GIVEN INSTRUCTION ->
Check each line of the listing, and copy it if it contains the word "Grants".

ENTRIES PROVIDED ->
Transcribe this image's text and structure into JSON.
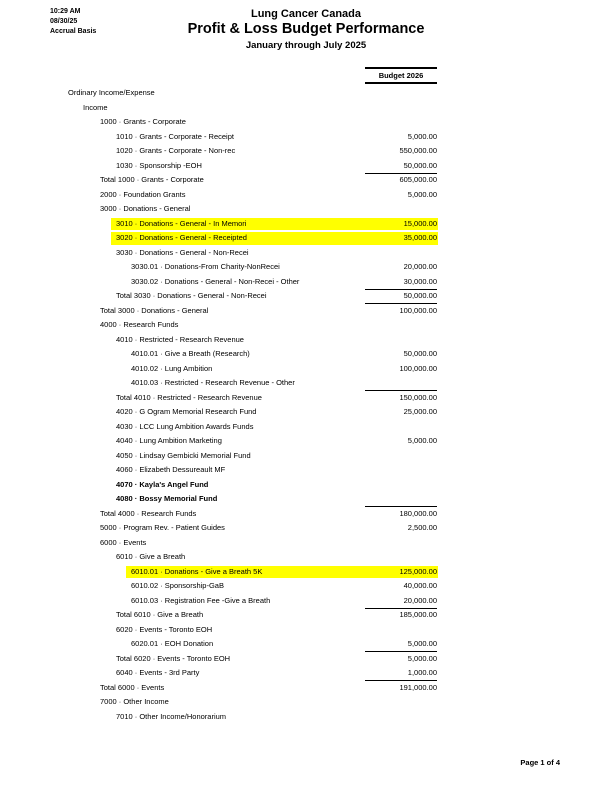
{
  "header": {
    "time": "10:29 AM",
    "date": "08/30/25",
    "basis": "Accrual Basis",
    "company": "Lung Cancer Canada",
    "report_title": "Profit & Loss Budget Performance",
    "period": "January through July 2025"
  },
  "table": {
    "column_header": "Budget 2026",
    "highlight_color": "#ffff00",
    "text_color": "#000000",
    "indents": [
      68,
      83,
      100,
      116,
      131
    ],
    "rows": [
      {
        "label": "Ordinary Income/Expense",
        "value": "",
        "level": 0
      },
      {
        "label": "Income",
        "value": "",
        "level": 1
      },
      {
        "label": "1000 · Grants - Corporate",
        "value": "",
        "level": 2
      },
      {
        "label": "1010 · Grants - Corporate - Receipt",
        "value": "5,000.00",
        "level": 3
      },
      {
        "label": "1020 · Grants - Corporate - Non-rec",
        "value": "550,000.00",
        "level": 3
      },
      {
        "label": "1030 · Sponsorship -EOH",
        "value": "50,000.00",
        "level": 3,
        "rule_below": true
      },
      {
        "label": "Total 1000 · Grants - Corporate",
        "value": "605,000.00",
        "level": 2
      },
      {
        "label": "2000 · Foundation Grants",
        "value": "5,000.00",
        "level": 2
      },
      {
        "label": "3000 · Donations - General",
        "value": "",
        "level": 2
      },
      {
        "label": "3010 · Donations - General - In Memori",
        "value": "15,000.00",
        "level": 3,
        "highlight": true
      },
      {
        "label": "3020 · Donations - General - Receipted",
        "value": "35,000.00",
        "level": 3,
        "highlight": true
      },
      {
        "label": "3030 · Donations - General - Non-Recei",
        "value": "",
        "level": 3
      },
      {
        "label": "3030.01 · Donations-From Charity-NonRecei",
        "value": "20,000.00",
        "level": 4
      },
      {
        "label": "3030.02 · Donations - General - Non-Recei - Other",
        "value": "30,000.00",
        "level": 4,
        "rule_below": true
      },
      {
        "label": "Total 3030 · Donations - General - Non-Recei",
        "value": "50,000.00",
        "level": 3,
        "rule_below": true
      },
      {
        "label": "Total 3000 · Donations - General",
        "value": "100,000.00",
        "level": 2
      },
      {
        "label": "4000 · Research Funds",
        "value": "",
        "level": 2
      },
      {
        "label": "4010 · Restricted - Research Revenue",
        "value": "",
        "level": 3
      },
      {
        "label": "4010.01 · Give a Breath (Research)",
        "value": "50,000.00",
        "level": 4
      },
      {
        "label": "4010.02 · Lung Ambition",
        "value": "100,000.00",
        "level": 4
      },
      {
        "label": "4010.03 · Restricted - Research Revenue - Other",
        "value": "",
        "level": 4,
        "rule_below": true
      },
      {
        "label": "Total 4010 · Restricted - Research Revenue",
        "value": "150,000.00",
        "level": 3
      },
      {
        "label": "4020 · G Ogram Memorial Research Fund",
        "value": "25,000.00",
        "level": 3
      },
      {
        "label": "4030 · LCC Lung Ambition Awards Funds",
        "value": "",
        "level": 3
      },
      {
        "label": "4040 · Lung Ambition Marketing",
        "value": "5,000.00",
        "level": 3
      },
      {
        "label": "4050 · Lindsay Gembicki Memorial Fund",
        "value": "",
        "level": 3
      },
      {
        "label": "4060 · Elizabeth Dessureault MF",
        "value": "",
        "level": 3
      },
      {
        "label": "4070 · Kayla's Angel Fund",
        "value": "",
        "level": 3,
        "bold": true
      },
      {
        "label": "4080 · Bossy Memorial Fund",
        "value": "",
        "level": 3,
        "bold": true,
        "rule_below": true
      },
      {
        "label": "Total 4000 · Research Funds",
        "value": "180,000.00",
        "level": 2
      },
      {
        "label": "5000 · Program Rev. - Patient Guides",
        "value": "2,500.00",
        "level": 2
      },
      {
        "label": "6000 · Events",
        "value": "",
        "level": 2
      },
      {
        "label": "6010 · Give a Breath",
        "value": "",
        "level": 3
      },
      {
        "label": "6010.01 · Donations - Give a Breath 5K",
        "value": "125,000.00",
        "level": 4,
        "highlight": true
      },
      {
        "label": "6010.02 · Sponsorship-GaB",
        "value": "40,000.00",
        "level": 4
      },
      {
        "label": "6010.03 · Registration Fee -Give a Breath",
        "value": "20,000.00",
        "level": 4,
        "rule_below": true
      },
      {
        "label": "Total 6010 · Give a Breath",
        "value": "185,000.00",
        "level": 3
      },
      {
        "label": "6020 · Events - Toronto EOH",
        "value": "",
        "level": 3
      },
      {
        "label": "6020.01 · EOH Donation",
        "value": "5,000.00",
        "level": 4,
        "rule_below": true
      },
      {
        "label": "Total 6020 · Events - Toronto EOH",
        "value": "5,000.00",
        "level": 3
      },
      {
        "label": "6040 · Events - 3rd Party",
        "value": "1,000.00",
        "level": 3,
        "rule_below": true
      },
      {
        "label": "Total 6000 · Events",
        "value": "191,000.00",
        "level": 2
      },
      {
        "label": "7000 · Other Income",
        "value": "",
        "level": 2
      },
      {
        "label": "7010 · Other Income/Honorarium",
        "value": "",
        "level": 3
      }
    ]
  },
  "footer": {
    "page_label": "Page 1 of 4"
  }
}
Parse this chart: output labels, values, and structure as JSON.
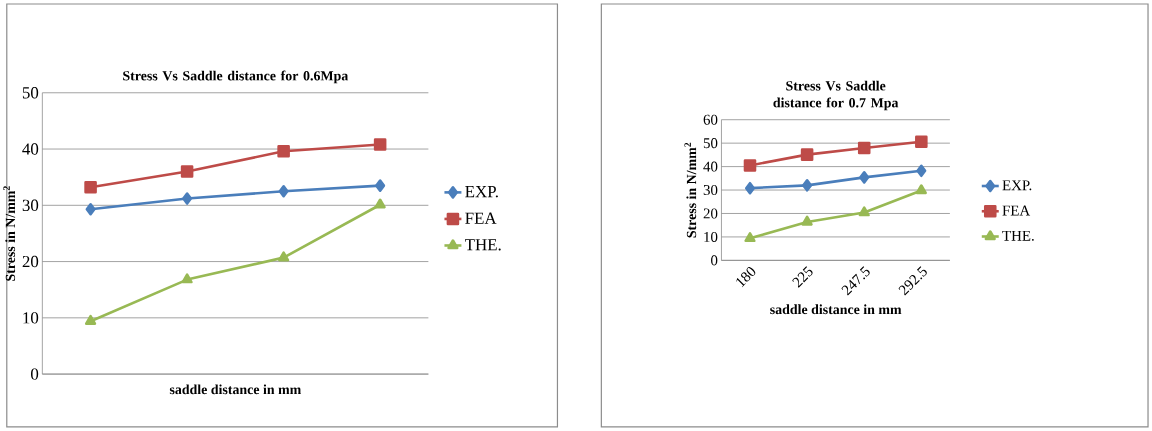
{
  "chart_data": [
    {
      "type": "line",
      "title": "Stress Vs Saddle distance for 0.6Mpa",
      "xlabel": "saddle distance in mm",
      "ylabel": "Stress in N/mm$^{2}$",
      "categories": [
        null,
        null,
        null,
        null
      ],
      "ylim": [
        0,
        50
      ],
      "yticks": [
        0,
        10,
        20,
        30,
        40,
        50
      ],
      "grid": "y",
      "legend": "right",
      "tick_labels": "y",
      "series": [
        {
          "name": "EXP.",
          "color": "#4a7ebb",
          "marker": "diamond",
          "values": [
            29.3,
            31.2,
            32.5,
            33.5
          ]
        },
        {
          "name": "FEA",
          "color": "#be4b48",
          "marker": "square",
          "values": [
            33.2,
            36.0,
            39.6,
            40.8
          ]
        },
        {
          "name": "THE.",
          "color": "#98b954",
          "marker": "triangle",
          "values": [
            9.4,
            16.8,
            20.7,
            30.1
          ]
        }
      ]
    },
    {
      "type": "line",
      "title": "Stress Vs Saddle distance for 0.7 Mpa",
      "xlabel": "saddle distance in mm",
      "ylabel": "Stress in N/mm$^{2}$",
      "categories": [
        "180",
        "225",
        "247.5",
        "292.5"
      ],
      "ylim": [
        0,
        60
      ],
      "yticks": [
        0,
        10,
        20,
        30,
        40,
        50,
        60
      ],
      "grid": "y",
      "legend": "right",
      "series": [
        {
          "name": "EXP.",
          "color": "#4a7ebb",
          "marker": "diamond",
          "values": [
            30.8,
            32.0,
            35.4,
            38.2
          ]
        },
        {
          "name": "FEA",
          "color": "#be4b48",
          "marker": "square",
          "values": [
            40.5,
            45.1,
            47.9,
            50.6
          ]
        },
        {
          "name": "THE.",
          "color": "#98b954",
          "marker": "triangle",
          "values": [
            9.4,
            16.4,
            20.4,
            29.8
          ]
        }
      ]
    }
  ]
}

...

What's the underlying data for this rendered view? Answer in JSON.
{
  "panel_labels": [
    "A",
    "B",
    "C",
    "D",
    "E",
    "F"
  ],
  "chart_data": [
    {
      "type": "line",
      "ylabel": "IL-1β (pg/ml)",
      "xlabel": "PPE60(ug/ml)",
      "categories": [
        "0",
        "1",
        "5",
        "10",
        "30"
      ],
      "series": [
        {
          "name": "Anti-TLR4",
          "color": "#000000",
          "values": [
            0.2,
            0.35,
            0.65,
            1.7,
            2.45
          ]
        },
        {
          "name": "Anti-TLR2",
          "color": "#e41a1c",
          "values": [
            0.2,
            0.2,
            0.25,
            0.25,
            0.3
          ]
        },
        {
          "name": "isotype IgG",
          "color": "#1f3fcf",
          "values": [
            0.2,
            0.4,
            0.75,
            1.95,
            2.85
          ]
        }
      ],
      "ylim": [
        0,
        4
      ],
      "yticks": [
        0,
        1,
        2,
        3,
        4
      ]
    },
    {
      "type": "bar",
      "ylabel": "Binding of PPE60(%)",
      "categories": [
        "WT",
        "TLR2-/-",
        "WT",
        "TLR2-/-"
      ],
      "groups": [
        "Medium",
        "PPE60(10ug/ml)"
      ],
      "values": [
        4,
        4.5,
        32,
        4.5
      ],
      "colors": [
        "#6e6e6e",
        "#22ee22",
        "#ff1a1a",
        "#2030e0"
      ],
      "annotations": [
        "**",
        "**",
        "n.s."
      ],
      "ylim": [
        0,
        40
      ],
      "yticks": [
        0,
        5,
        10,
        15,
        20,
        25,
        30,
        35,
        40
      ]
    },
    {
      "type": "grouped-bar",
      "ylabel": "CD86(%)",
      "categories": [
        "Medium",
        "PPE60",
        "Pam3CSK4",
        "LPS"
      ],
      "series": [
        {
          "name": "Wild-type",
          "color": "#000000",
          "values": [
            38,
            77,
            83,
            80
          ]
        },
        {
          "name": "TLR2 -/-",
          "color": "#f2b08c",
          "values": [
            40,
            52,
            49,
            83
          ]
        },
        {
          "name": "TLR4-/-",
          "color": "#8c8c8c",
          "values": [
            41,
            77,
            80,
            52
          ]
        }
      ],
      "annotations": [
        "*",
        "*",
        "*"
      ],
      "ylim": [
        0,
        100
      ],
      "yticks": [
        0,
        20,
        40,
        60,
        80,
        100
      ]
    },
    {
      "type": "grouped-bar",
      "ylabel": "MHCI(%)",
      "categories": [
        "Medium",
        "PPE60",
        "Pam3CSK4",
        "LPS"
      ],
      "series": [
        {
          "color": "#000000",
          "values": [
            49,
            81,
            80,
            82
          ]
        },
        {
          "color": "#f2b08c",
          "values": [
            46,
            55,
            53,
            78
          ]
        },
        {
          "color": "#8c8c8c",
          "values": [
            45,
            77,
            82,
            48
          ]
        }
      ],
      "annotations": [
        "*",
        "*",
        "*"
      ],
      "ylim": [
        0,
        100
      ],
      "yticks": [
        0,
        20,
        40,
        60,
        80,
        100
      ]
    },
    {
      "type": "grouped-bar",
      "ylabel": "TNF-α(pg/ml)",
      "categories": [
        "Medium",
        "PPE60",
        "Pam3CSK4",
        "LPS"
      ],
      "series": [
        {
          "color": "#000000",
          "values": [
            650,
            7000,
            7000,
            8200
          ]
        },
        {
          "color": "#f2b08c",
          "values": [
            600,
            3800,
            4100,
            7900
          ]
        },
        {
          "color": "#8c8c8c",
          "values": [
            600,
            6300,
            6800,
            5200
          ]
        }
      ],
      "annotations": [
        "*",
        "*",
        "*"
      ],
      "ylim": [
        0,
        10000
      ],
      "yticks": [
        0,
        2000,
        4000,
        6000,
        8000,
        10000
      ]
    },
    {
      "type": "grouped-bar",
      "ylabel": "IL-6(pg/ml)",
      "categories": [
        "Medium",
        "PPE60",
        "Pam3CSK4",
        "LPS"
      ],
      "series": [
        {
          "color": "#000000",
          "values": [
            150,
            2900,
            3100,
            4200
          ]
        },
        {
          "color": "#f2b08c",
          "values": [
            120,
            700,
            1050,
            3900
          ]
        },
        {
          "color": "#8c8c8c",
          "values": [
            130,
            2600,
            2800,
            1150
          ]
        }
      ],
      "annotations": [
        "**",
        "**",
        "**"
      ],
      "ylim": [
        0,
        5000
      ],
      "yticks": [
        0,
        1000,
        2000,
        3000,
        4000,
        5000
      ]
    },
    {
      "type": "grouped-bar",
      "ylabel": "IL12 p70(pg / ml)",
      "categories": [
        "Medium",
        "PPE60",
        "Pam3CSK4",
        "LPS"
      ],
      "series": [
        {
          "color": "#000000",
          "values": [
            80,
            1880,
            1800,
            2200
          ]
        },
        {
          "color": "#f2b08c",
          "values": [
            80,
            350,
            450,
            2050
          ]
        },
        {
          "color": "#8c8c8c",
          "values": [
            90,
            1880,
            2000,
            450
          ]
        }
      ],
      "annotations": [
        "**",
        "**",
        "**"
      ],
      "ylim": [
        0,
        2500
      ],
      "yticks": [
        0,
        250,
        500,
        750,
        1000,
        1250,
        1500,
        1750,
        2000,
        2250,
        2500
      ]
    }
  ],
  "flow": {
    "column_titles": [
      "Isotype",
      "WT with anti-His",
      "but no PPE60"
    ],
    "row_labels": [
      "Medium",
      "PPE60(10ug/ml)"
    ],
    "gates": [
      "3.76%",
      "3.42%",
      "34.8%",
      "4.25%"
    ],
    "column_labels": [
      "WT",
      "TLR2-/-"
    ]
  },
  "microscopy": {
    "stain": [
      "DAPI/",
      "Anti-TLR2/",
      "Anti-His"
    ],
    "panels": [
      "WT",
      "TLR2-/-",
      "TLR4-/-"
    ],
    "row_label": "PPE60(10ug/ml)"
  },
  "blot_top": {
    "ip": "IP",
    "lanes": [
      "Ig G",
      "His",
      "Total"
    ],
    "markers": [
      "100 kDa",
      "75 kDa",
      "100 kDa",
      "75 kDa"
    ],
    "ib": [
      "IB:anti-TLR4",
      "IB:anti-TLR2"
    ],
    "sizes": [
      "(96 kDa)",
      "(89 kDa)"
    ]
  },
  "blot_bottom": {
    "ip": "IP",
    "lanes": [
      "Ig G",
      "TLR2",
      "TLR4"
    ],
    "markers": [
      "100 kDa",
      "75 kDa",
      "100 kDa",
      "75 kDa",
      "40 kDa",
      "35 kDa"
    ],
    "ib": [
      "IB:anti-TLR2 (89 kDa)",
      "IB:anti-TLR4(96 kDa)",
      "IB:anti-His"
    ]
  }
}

REPLY ->
        "label": "1000 · Grants - Corporate",
        "label": "1010 · Grants - Corporate - Receipt",
        "label": "1020 · Grants - Corporate - Non-rec",
        "label": "Total 1000 · Grants - Corporate",
        "label": "2000 · Foundation Grants",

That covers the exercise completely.